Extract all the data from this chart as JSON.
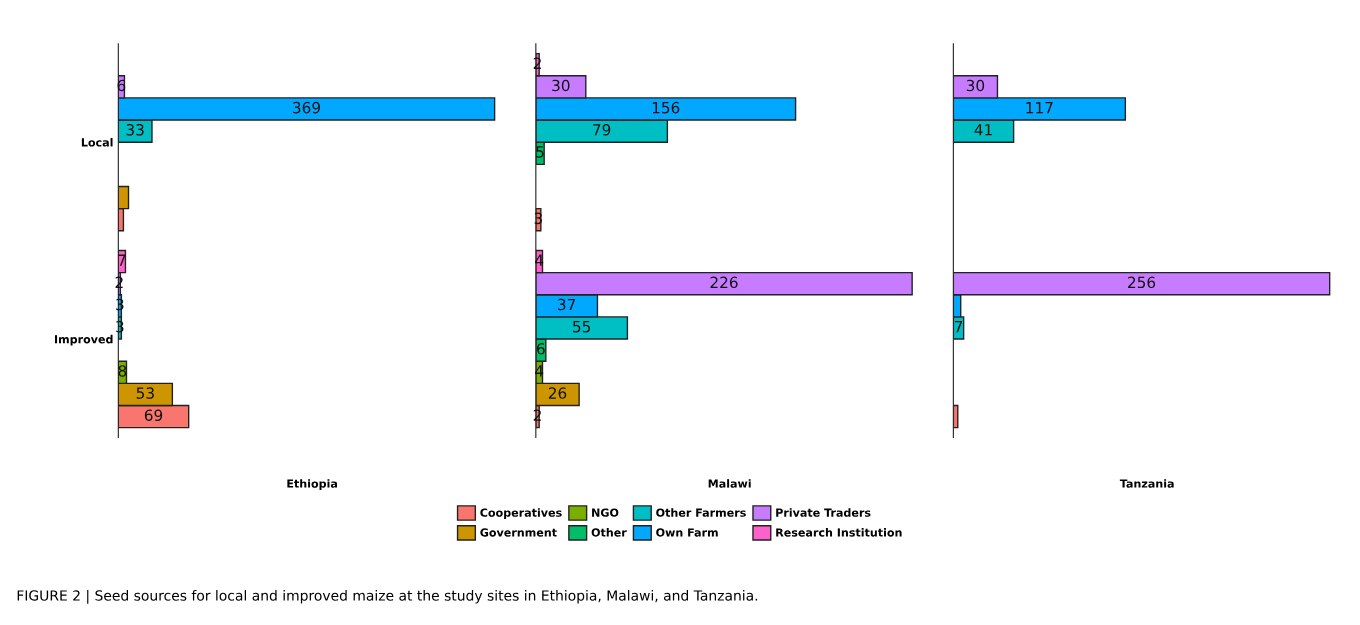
{
  "chart_data": [
    {
      "type": "bar",
      "orientation": "horizontal",
      "xlabel": "Ethiopia",
      "categories": [
        "Local",
        "Improved"
      ],
      "tick_labels": "y",
      "legend": "bottom",
      "annotations": [
        "FIGURE 2 | Seed sources for local and improved maize at the study sites in Ethiopia, Malawi, and Tanzania."
      ],
      "series": [
        {
          "name": "Cooperatives",
          "color": "#f8766d",
          "values": [
            5,
            69
          ],
          "value_labels": [
            null,
            "69"
          ]
        },
        {
          "name": "Government",
          "color": "#cd9600",
          "values": [
            10,
            53
          ],
          "value_labels": [
            null,
            "53"
          ]
        },
        {
          "name": "NGO",
          "color": "#7cae00",
          "values": [
            null,
            8
          ],
          "value_labels": [
            null,
            "8"
          ]
        },
        {
          "name": "Other",
          "color": "#00be67",
          "values": [
            null,
            null
          ],
          "value_labels": [
            null,
            null
          ]
        },
        {
          "name": "Other Farmers",
          "color": "#00bfc4",
          "values": [
            33,
            3
          ],
          "value_labels": [
            "33",
            "3"
          ]
        },
        {
          "name": "Own Farm",
          "color": "#00a9ff",
          "values": [
            369,
            3
          ],
          "value_labels": [
            "369",
            "3"
          ]
        },
        {
          "name": "Private Traders",
          "color": "#c77cff",
          "values": [
            6,
            2
          ],
          "value_labels": [
            "6",
            "2"
          ]
        },
        {
          "name": "Research Institution",
          "color": "#ff61cc",
          "values": [
            null,
            7
          ],
          "value_labels": [
            null,
            "7"
          ]
        }
      ]
    },
    {
      "type": "bar",
      "orientation": "horizontal",
      "xlabel": "Malawi",
      "tick_labels": false,
      "series": [
        {
          "color": "#f8766d",
          "values": [
            3,
            2
          ],
          "value_labels": [
            "3",
            "2"
          ]
        },
        {
          "color": "#cd9600",
          "values": [
            null,
            26
          ],
          "value_labels": [
            null,
            "26"
          ]
        },
        {
          "color": "#7cae00",
          "values": [
            null,
            4
          ],
          "value_labels": [
            null,
            "4"
          ]
        },
        {
          "color": "#00be67",
          "values": [
            5,
            6
          ],
          "value_labels": [
            "5",
            "6"
          ]
        },
        {
          "color": "#00bfc4",
          "values": [
            79,
            55
          ],
          "value_labels": [
            "79",
            "55"
          ]
        },
        {
          "color": "#00a9ff",
          "values": [
            156,
            37
          ],
          "value_labels": [
            "156",
            "37"
          ]
        },
        {
          "color": "#c77cff",
          "values": [
            30,
            226
          ],
          "value_labels": [
            "30",
            "226"
          ]
        },
        {
          "color": "#ff61cc",
          "values": [
            2,
            4
          ],
          "value_labels": [
            "2",
            "4"
          ]
        }
      ]
    },
    {
      "type": "bar",
      "orientation": "horizontal",
      "xlabel": "Tanzania",
      "tick_labels": false,
      "series": [
        {
          "color": "#f8766d",
          "values": [
            null,
            3
          ],
          "value_labels": [
            null,
            null
          ]
        },
        {
          "values": [
            null,
            null
          ]
        },
        {
          "values": [
            null,
            null
          ]
        },
        {
          "values": [
            null,
            null
          ]
        },
        {
          "color": "#00bfc4",
          "values": [
            41,
            7
          ],
          "value_labels": [
            "41",
            "7"
          ]
        },
        {
          "color": "#00a9ff",
          "values": [
            117,
            5
          ],
          "value_labels": [
            "117",
            null
          ]
        },
        {
          "color": "#c77cff",
          "values": [
            30,
            256
          ],
          "value_labels": [
            "30",
            "256"
          ]
        },
        {
          "values": [
            null,
            null
          ]
        }
      ]
    }
  ]
}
= = = = =
> _WHAT THE TASK REQUIRES_: Find the word "Malawi" in the data and show each line that holds it.

> _FINAL ANSWER_:
        "FIGURE 2 | Seed sources for local and improved maize at the study sites in Ethiopia, Malawi, and Tanzania."
      "xlabel": "Malawi",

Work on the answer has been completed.